- TO BE DONE -
Bring together all lines of the material below that contain the string "golf".
**** DATA ROWS
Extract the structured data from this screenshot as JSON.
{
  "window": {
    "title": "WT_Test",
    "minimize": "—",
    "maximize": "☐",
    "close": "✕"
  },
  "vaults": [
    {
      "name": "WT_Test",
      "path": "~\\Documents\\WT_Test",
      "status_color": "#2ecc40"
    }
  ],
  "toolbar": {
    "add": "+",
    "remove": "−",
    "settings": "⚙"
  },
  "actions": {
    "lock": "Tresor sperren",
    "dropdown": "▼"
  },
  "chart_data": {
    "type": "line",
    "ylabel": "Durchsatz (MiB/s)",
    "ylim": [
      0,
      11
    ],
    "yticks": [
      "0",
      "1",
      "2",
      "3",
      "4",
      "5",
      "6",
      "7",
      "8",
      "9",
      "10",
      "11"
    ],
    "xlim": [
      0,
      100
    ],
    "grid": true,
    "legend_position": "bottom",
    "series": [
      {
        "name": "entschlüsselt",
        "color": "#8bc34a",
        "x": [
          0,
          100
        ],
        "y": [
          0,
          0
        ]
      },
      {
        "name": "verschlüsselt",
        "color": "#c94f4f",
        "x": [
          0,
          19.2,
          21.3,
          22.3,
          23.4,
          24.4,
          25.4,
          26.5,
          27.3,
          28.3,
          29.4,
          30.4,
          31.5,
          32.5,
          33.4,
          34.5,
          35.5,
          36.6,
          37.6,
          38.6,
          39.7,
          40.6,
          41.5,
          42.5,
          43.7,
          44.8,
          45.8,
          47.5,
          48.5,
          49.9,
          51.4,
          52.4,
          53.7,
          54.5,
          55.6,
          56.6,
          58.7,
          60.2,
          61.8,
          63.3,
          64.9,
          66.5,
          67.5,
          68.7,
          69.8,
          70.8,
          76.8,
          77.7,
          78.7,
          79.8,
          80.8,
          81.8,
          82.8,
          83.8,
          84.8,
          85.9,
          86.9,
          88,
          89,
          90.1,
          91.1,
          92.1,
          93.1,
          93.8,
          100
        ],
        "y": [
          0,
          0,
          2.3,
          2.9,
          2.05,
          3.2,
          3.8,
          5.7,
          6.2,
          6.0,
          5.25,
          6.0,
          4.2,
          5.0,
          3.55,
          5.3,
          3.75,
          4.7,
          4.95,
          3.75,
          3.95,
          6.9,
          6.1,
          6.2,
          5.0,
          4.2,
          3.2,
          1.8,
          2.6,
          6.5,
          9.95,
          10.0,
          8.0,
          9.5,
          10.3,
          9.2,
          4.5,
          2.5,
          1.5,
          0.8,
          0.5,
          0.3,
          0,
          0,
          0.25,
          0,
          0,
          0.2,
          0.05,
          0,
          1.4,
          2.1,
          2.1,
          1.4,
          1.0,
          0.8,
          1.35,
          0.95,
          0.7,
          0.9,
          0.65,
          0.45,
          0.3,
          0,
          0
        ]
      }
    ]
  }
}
********
**** DATA ROWS
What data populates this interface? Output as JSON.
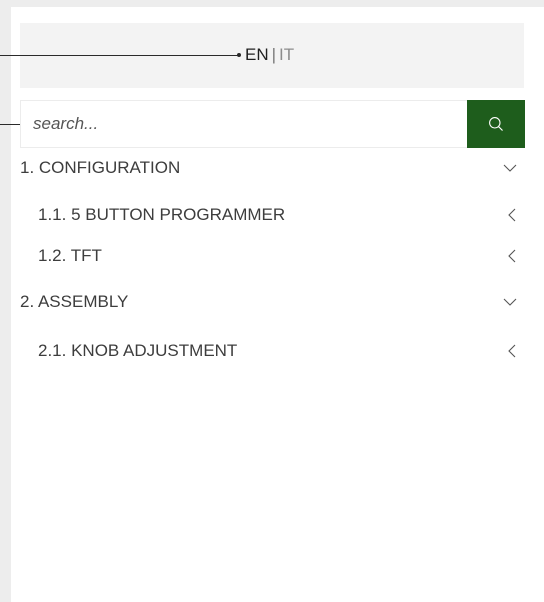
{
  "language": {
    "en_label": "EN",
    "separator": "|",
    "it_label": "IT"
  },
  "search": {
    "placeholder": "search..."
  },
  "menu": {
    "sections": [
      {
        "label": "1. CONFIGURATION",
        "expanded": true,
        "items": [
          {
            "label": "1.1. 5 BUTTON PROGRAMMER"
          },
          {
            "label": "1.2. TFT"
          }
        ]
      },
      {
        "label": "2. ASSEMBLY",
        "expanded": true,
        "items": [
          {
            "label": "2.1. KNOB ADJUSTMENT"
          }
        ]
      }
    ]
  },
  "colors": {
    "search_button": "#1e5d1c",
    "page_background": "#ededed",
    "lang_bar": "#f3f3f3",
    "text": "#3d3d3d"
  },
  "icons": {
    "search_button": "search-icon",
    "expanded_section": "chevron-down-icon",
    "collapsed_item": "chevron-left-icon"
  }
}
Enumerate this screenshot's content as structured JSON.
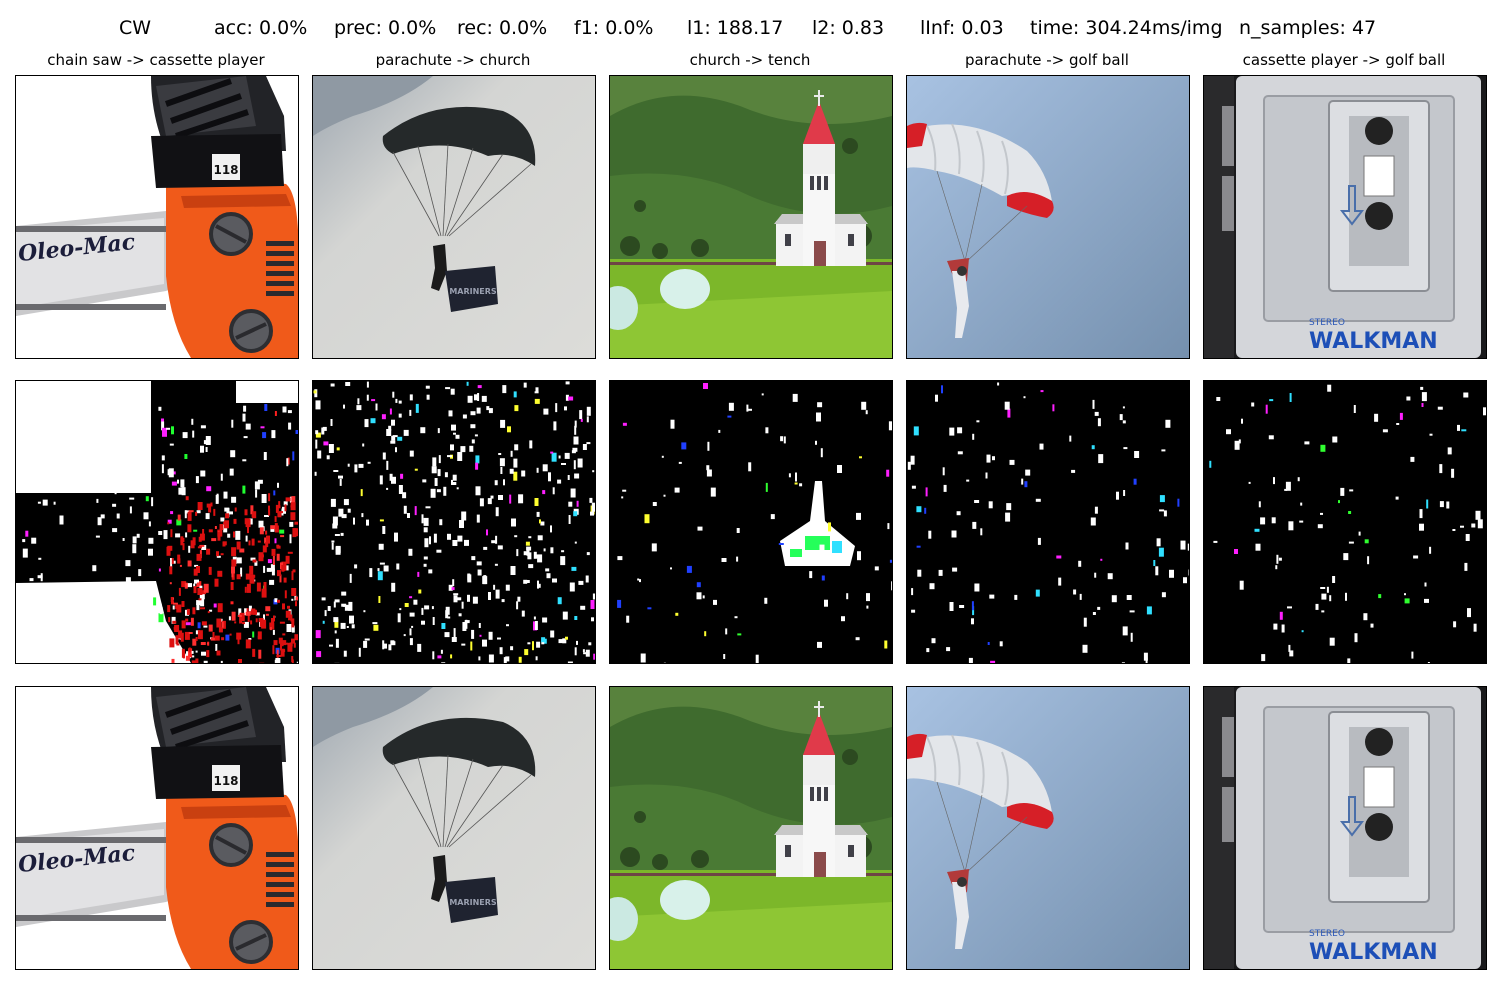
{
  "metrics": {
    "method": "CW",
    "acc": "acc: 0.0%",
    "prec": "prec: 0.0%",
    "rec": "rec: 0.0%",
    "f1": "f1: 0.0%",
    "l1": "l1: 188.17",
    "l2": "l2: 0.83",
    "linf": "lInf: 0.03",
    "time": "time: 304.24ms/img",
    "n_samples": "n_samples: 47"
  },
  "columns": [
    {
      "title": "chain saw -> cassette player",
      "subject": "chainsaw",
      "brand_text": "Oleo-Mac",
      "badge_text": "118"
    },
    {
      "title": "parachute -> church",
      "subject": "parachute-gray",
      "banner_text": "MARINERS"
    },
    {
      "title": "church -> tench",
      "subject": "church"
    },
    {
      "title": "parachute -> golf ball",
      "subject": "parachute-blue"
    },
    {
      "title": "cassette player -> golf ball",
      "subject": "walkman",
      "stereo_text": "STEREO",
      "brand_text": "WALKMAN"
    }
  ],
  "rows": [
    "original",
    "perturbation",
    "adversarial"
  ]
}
********
**** DATA ROWS
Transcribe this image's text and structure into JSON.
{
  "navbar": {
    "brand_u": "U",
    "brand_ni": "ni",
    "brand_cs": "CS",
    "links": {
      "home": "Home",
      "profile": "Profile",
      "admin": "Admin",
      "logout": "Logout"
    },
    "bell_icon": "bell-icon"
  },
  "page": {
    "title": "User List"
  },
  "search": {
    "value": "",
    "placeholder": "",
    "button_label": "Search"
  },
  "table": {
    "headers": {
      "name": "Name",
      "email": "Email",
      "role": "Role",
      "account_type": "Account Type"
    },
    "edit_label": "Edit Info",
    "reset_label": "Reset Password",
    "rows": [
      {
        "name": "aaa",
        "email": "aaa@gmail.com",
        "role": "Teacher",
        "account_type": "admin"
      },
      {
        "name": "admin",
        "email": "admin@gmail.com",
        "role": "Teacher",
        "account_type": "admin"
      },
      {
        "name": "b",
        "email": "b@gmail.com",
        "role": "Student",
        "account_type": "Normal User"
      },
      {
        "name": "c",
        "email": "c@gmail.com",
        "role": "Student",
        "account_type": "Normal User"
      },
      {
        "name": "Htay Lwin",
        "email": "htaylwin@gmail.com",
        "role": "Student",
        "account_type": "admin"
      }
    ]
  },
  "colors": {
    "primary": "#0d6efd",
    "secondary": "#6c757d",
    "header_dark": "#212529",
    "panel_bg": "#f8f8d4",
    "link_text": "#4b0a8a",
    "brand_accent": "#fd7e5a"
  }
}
********
- WORKED SOLUTION -
      "title": "parachute -> golf ball",
      "title": "cassette player -> golf ball",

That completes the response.